(Dataset entries)
- - -

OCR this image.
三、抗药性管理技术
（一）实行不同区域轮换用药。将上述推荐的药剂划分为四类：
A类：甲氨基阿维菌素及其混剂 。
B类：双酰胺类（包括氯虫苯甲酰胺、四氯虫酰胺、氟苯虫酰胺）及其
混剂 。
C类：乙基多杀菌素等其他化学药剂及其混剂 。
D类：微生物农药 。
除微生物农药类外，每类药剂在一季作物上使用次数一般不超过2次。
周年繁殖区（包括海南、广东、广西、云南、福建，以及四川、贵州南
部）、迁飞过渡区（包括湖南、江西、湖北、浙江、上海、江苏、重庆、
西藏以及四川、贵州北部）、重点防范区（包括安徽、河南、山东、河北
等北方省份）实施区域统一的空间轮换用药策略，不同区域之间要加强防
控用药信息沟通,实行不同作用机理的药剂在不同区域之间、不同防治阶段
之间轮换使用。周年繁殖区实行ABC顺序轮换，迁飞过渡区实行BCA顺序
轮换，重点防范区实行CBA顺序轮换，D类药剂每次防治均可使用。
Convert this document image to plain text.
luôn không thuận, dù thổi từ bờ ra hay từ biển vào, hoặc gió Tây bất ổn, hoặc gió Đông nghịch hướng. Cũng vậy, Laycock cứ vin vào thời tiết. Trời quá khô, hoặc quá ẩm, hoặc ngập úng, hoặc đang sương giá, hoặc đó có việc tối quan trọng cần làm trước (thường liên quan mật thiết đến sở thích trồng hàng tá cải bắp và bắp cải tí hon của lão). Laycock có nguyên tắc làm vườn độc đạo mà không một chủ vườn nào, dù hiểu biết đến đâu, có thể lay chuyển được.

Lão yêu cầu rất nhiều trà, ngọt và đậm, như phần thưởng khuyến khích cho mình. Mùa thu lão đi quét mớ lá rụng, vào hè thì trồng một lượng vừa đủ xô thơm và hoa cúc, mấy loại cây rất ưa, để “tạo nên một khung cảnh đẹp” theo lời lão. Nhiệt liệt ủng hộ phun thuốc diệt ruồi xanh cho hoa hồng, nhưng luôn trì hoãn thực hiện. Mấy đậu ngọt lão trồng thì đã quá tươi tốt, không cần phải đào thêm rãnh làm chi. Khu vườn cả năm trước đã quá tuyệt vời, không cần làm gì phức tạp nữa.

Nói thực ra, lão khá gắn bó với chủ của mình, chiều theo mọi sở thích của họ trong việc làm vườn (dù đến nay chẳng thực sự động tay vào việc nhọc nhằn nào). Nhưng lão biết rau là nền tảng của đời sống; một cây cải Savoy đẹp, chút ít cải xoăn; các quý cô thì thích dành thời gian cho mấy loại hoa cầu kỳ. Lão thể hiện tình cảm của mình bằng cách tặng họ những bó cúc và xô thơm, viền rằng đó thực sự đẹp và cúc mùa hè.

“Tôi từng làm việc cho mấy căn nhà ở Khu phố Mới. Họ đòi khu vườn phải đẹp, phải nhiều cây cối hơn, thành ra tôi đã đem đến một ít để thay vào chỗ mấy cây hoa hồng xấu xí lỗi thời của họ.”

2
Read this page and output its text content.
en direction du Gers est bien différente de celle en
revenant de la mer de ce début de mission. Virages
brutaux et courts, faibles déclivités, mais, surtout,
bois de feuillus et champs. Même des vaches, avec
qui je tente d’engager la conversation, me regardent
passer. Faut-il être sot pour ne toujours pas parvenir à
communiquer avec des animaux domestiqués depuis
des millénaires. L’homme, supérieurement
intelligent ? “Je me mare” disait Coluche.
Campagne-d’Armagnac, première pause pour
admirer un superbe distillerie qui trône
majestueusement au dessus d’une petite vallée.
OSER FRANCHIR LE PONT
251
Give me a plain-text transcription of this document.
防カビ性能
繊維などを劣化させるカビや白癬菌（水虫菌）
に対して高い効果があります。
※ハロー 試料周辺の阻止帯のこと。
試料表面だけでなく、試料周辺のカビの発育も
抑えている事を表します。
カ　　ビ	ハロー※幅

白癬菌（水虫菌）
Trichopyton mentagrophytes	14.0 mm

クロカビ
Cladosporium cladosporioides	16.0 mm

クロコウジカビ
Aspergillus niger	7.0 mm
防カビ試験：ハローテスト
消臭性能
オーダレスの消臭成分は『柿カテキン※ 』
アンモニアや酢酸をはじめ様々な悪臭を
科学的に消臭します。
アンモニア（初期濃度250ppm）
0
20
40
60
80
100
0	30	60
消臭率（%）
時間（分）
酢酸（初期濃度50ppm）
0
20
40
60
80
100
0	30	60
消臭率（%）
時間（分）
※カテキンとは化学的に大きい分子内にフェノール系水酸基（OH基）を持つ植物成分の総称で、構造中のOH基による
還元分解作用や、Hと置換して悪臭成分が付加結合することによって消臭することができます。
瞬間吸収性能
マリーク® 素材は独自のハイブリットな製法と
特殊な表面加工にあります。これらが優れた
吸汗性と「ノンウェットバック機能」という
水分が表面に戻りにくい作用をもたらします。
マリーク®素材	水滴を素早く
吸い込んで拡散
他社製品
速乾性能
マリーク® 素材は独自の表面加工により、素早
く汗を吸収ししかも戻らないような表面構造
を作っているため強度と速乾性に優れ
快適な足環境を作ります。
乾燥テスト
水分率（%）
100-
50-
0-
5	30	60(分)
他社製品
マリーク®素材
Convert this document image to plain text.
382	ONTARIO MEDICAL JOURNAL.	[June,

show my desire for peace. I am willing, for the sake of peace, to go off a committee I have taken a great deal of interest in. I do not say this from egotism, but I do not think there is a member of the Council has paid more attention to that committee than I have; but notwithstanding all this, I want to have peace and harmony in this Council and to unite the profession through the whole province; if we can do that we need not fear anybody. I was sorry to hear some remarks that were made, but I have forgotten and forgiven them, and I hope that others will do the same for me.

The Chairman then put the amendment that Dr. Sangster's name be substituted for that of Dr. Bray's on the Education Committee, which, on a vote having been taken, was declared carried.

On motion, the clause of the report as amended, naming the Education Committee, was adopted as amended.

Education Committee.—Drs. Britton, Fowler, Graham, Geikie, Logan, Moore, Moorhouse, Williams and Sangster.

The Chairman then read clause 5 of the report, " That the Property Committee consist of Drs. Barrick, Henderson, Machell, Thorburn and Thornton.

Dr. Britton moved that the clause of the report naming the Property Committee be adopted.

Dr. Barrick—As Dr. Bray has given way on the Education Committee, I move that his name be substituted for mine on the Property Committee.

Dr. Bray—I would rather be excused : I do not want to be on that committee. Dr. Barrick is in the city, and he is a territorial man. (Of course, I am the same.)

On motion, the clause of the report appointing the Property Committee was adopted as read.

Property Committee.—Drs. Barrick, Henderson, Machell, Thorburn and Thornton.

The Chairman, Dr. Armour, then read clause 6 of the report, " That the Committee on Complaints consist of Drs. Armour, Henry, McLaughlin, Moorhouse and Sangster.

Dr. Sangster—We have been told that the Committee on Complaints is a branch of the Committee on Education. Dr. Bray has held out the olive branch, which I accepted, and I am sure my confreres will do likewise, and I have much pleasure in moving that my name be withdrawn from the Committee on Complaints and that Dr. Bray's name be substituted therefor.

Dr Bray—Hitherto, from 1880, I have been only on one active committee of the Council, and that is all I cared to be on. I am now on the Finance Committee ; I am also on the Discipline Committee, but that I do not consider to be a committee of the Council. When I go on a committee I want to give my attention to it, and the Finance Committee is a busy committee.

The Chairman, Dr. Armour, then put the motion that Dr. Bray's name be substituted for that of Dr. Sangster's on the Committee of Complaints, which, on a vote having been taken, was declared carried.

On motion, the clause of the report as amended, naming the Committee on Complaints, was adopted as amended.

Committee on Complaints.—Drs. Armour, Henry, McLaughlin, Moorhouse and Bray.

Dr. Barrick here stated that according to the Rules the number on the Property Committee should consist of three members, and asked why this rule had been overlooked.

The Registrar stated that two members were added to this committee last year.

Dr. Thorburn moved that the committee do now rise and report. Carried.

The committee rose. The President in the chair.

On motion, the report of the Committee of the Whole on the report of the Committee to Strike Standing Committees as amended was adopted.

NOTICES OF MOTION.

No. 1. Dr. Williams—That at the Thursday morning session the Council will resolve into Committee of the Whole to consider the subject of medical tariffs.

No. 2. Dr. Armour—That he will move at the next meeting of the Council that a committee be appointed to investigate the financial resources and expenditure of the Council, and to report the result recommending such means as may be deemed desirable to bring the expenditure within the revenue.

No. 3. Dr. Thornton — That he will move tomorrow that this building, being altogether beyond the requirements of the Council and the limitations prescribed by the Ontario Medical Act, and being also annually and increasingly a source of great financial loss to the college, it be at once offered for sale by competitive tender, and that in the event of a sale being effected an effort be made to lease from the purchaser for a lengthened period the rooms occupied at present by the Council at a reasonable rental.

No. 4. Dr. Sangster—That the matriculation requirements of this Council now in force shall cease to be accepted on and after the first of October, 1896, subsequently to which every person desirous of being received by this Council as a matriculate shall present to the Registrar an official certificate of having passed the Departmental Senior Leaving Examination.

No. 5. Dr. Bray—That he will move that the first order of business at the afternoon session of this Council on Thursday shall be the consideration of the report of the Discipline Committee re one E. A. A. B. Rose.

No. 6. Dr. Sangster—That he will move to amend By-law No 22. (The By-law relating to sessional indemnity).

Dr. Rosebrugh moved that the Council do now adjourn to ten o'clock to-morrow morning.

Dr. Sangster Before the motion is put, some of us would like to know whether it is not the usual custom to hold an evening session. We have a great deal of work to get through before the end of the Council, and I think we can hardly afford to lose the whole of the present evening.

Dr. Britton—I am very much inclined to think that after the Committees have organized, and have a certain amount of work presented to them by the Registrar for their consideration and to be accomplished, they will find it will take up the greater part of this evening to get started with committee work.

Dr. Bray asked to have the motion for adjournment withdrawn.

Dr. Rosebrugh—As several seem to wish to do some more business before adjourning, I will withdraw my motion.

- - -

GIVEN TASK:
Read the entries above, then pull out the lines that include "Williams".

WORKED ANSWER:
Education Committee.—Drs. Britton, Fowler, Graham, Geikie, Logan, Moore, Moorhouse, Williams and Sangster.
No. 1. Dr. Williams—That at the Thursday morning session the Council will resolve into Committee of the Whole to consider the subject of medical tariffs.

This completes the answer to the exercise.